_TASK STATEMENT_
Extract every line that includes the string "dreamstime".

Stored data
[start]

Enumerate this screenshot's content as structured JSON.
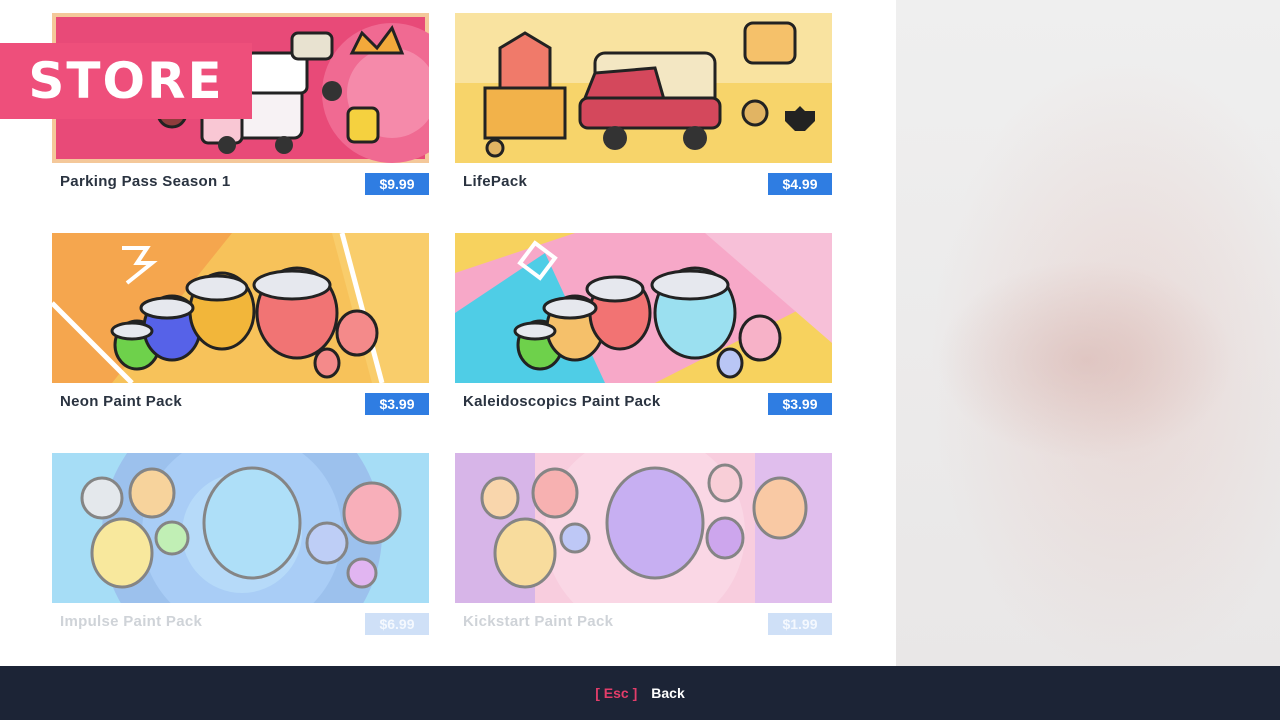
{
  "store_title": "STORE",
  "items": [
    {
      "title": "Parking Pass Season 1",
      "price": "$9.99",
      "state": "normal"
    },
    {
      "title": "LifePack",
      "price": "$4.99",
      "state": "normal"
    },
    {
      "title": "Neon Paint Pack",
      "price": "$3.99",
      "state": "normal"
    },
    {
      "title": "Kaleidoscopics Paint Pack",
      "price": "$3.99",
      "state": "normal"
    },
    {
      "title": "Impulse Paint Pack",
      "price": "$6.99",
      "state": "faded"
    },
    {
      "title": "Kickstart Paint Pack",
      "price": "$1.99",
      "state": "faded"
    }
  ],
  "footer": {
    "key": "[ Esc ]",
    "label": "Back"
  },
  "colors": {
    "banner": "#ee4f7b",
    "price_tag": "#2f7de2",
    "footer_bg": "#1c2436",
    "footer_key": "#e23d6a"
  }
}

[end]
[start]

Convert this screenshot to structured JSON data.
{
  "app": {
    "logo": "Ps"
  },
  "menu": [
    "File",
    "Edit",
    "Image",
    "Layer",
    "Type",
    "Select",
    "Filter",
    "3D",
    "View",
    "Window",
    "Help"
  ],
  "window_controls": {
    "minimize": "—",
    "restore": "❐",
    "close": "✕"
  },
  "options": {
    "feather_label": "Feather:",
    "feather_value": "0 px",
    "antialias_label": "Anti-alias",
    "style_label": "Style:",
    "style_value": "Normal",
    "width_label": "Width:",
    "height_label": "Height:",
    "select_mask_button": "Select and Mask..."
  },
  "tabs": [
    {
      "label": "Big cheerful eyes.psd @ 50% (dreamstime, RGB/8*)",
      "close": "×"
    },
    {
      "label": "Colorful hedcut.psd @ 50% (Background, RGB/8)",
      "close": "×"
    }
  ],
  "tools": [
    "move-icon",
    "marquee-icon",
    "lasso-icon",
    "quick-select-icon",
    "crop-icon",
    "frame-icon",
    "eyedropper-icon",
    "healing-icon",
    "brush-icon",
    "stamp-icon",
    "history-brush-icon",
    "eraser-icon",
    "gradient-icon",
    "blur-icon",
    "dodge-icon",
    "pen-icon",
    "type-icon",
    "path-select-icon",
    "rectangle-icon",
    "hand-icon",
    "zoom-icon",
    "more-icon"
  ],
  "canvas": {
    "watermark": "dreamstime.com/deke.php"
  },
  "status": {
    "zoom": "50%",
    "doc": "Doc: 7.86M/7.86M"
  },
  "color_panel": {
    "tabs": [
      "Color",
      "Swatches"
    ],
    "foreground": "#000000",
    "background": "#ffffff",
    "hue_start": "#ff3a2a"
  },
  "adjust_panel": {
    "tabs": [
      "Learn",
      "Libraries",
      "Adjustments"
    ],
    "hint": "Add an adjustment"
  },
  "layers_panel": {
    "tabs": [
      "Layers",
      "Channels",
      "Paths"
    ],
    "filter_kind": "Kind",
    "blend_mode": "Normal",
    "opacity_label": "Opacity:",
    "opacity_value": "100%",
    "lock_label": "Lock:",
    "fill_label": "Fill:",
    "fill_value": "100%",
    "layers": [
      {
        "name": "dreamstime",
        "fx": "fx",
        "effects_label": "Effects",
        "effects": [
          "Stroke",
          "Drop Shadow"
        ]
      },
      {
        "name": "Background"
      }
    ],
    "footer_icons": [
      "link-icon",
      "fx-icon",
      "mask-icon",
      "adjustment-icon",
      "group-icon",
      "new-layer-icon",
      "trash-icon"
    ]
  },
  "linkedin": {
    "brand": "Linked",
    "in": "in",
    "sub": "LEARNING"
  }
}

[end]
[start]

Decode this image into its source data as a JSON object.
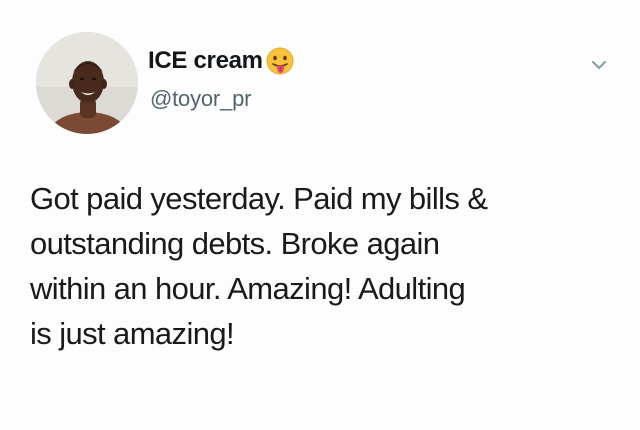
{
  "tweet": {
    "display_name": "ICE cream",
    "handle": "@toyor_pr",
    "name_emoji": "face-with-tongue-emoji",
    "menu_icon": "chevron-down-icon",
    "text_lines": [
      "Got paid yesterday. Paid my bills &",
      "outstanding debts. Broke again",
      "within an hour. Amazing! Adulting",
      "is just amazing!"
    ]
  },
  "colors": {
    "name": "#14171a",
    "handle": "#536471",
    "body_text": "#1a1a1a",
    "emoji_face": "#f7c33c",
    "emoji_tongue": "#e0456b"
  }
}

[end]

_SOLUTION TO THE PROBLEM_
      "label": "Big cheerful eyes.psd @ 50% (dreamstime, RGB/8*)",
    "watermark": "dreamstime.com/deke.php"
        "name": "dreamstime",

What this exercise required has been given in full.